▶ **OBJECTIVE**
Identify every line in the records below that contains the word "patati", and reproduce each one.
------ RAW RECORDS ------
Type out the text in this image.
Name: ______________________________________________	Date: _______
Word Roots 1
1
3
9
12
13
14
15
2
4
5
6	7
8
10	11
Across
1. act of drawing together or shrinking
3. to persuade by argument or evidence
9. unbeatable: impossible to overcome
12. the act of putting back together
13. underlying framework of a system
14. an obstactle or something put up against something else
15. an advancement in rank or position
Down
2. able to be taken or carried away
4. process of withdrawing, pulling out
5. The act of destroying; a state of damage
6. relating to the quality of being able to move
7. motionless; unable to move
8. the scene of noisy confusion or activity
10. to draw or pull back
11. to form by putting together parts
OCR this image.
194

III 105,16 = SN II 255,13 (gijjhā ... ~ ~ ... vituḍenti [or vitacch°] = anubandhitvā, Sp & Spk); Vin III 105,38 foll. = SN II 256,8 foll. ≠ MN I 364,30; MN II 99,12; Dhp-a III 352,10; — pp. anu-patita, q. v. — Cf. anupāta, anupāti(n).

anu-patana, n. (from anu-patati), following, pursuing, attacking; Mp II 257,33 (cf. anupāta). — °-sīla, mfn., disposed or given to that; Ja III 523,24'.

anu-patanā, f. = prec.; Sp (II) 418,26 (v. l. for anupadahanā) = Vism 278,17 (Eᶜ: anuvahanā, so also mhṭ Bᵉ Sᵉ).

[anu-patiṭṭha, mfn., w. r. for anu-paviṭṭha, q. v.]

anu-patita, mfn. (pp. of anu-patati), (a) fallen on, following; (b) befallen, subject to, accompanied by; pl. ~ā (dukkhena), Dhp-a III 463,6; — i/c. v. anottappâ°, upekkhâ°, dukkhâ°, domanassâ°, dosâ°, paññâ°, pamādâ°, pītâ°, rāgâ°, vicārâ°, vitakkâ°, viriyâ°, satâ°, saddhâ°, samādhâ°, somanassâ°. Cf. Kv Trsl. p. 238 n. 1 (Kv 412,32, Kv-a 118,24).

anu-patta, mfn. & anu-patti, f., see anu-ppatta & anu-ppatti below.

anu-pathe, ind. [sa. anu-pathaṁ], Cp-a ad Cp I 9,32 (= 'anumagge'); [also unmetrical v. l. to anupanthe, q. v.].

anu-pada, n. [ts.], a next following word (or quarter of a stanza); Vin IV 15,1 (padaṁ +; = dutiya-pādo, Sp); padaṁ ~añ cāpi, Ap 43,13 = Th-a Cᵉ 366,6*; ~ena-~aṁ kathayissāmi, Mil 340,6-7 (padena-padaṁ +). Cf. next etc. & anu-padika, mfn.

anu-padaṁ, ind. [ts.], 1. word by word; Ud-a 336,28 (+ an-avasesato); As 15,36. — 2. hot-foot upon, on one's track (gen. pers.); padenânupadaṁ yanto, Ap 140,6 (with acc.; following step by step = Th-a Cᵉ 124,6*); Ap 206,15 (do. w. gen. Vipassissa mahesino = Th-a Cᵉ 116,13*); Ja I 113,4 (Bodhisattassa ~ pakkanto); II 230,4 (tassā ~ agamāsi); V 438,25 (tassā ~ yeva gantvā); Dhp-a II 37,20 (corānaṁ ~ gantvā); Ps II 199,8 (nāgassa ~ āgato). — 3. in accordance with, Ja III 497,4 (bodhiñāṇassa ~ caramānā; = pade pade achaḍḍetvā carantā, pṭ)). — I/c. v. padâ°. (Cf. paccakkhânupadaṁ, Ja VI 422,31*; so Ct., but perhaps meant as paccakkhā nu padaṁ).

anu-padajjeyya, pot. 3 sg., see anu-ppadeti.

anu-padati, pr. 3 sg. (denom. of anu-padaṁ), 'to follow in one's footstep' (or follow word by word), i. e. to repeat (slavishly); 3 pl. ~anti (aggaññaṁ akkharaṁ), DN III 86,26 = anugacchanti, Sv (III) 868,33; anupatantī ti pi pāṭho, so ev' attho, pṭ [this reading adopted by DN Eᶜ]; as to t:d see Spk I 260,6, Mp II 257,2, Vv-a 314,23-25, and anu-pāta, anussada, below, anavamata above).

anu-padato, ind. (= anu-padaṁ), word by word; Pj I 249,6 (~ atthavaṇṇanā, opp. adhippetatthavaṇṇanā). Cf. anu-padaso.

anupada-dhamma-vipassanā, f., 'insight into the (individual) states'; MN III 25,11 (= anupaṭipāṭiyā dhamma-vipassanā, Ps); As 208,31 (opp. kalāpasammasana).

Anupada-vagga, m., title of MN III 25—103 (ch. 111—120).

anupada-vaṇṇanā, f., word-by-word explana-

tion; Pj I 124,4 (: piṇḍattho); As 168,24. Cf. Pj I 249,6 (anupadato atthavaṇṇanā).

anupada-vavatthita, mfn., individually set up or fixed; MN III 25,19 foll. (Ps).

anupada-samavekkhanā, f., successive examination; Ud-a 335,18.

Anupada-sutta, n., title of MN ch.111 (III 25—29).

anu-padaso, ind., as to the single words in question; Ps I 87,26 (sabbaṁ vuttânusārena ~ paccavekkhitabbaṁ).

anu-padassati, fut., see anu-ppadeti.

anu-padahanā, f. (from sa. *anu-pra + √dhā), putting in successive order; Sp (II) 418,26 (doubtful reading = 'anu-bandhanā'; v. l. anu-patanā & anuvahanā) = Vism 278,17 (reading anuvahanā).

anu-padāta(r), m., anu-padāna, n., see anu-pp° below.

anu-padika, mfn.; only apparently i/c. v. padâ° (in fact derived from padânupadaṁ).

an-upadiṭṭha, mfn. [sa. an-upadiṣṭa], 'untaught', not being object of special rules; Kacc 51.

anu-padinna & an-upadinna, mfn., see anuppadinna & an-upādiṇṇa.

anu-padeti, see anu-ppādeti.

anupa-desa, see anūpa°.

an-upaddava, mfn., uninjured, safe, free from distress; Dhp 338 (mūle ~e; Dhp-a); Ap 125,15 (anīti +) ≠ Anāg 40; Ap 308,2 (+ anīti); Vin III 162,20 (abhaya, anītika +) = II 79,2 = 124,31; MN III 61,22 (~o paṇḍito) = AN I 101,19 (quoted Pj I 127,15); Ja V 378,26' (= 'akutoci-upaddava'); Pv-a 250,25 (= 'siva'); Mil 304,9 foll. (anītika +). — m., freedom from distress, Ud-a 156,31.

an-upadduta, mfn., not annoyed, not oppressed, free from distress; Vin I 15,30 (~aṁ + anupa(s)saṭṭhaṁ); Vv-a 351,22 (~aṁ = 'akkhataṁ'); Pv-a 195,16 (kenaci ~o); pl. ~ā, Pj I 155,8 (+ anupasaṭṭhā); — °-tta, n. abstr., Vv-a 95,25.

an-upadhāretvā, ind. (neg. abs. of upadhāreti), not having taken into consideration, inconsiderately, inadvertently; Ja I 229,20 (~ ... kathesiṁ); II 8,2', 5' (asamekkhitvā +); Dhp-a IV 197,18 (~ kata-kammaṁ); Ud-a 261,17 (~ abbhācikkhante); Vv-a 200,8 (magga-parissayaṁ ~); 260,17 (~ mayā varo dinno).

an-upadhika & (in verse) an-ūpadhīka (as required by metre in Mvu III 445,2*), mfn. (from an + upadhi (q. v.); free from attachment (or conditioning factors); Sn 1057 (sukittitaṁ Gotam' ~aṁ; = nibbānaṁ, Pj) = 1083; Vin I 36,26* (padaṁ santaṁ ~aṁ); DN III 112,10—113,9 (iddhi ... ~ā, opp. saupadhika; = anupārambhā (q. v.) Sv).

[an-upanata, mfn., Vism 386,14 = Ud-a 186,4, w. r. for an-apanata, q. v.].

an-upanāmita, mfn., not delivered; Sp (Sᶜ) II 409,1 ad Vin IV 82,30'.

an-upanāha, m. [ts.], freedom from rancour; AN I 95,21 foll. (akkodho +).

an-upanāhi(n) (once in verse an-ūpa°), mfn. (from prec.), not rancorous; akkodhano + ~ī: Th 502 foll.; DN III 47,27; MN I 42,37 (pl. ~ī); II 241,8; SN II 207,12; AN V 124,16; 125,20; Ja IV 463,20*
------
▶ **FULL RESPONSE**
anu-patana, n. (from anu-patati), following, pursuing, attacking; Mp II 257,33 (cf. anupāta). — °-sīla, mfn., disposed or given to that; Ja III 523,24'.
anu-patita, mfn. (pp. of anu-patati), (a) fallen on, following; (b) befallen, subject to, accompanied by; pl. ~ā (dukkhena), Dhp-a III 463,6; — i/c. v. anottappâ°, upekkhâ°, dukkhâ°, domanassâ°, dosâ°, paññâ°, pamādâ°, pītâ°, rāgâ°, vicārâ°, vitakkâ°, viriyâ°, satâ°, saddhâ°, samādhâ°, somanassâ°. Cf. Kv Trsl. p. 238 n. 1 (Kv 412,32, Kv-a 118,24).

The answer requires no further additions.